[Stored data entries]
☆ ☆ ☆ ☆ ☆

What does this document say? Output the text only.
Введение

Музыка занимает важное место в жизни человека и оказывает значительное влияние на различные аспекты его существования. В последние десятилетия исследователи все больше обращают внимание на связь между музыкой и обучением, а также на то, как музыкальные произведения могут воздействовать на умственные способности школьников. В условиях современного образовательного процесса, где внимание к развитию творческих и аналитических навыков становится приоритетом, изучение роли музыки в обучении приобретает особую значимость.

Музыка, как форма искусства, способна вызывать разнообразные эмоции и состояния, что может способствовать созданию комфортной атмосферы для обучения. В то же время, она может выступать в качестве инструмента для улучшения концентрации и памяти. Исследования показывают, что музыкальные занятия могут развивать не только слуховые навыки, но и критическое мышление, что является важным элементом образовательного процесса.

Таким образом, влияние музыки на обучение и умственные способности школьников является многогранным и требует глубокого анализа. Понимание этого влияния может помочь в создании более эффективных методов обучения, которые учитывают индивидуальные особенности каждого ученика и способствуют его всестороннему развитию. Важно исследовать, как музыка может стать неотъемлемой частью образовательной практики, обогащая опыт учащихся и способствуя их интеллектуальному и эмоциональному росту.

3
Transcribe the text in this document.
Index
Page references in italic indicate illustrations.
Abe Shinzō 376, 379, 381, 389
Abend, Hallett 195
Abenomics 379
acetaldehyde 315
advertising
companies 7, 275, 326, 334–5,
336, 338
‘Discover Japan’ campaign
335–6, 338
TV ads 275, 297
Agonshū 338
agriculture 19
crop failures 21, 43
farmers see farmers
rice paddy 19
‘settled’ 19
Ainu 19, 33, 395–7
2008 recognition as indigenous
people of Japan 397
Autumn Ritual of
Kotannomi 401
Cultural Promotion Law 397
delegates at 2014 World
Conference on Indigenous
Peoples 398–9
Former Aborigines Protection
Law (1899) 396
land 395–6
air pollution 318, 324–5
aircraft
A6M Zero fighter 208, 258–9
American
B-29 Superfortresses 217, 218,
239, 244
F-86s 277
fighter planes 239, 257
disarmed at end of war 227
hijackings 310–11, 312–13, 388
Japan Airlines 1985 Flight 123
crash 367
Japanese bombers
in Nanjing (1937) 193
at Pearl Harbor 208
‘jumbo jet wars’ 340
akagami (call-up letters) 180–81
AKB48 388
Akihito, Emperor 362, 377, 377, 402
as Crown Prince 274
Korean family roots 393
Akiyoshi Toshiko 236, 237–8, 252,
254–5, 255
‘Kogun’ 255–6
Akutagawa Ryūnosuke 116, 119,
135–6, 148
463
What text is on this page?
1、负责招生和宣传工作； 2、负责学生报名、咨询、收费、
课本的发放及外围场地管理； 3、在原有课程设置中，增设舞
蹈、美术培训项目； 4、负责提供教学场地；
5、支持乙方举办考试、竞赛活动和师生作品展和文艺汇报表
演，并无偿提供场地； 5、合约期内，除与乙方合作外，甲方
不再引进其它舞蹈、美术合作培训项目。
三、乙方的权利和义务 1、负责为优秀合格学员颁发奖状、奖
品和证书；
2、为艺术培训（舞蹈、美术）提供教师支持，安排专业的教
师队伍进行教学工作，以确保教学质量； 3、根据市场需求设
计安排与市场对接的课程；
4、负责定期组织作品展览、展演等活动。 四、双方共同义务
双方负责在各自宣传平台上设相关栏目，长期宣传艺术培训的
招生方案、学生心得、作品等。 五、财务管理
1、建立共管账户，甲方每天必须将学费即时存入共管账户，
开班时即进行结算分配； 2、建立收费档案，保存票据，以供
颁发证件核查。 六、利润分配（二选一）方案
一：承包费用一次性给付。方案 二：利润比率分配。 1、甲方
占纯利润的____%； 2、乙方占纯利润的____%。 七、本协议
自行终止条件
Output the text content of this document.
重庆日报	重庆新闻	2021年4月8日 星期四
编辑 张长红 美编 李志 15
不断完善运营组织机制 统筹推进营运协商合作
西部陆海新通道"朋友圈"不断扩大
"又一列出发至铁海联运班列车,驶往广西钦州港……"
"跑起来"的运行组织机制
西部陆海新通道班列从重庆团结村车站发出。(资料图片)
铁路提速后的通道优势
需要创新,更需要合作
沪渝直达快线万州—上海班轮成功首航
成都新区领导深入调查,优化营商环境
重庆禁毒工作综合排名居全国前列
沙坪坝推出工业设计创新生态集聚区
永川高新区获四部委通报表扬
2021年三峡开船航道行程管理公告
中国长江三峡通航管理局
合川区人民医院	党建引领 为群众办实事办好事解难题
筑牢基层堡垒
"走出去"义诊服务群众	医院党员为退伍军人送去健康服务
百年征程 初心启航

☆ ☆ ☆ ☆ ☆

__TASK DESCRIPTION__: Gather all lines from the records above in which "What" appears.

__PROBLEM SOLUTION__:
What does this document say? Output the text only.
What text is on this page?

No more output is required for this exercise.